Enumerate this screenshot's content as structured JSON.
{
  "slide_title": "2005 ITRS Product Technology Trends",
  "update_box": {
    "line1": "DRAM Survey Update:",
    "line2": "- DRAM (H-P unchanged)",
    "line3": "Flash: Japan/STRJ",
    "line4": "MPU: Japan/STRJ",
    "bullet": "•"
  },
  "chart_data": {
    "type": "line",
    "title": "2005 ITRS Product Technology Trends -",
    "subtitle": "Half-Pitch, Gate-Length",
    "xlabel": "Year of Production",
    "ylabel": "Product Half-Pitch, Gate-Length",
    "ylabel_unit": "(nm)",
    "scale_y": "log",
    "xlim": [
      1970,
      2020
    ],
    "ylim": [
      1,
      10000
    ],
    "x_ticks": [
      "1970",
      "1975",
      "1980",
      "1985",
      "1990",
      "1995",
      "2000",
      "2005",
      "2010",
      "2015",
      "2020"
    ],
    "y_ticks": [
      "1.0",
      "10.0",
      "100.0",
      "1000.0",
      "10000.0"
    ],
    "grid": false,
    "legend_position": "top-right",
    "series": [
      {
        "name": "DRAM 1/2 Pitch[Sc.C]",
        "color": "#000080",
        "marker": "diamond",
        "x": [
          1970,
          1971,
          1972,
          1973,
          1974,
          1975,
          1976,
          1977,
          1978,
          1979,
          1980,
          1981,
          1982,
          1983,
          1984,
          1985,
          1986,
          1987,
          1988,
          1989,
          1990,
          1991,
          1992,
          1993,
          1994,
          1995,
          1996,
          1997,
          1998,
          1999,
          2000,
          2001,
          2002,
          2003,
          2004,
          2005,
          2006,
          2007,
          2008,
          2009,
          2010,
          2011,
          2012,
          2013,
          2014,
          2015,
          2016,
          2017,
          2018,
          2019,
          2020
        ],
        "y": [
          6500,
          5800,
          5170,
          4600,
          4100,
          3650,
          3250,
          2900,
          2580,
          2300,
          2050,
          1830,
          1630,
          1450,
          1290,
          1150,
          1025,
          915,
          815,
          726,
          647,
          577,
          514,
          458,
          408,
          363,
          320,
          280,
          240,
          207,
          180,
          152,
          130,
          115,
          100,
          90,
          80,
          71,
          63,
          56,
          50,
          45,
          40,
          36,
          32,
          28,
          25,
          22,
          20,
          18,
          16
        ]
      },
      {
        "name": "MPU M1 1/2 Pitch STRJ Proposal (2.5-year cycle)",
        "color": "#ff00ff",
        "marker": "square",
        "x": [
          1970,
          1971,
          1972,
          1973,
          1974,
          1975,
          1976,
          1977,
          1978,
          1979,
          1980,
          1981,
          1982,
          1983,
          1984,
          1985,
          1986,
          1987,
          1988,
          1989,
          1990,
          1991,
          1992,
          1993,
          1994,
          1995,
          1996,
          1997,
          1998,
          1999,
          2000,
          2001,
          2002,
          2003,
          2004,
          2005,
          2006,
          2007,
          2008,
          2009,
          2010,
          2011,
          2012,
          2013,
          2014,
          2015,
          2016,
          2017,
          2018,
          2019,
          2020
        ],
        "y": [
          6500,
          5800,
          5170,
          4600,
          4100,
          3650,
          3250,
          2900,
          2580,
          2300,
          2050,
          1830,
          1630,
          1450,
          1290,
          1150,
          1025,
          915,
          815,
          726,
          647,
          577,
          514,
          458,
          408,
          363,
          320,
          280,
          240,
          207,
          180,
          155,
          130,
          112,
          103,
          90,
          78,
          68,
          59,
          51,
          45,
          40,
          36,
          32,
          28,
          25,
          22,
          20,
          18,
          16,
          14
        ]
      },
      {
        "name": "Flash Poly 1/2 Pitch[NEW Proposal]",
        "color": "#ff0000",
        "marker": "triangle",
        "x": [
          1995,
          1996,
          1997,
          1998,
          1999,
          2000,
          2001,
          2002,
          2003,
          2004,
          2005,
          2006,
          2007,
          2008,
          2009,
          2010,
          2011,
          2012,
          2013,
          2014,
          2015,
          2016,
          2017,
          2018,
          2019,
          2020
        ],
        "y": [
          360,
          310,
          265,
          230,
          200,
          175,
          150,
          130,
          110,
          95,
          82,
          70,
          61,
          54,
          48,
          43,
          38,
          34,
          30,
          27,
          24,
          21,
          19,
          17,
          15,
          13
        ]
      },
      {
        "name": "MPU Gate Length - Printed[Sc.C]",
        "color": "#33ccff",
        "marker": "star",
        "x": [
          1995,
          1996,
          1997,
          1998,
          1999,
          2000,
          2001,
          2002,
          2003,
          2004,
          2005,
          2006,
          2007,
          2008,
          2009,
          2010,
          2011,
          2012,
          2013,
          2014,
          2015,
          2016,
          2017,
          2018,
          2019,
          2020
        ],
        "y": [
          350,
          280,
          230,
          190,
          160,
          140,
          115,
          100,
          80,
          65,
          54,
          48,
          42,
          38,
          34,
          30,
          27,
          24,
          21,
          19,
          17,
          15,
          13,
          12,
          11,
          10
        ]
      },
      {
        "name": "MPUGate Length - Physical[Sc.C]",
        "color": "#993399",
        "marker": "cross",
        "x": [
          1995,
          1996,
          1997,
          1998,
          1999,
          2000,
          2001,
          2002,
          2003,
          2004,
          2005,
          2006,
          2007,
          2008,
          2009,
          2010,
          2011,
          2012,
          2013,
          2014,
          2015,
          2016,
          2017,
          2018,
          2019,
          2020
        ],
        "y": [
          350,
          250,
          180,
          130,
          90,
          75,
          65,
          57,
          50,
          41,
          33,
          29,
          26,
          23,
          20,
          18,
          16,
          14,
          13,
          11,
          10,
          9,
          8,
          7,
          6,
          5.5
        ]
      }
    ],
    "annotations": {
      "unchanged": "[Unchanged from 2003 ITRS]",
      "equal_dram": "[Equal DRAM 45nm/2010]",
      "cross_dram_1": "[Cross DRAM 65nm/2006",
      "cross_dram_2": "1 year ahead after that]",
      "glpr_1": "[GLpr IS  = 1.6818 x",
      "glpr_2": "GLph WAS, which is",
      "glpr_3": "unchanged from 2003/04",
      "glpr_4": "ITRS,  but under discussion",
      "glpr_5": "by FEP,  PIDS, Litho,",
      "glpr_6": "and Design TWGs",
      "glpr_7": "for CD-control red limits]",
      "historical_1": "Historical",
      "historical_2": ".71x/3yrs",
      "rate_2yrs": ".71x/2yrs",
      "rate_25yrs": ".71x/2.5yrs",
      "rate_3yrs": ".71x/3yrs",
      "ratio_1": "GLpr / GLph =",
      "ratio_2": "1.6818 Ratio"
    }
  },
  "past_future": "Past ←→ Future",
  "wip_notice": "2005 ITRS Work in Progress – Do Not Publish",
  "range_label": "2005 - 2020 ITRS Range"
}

§ **INSTRUCTIONS FOR THE TASK**
From the data above, copy each line that holds "GLph".

§ **COMPLETE OUTPUT**
      "glpr_2": "GLph WAS, which is",
      "ratio_1": "GLpr / GLph =",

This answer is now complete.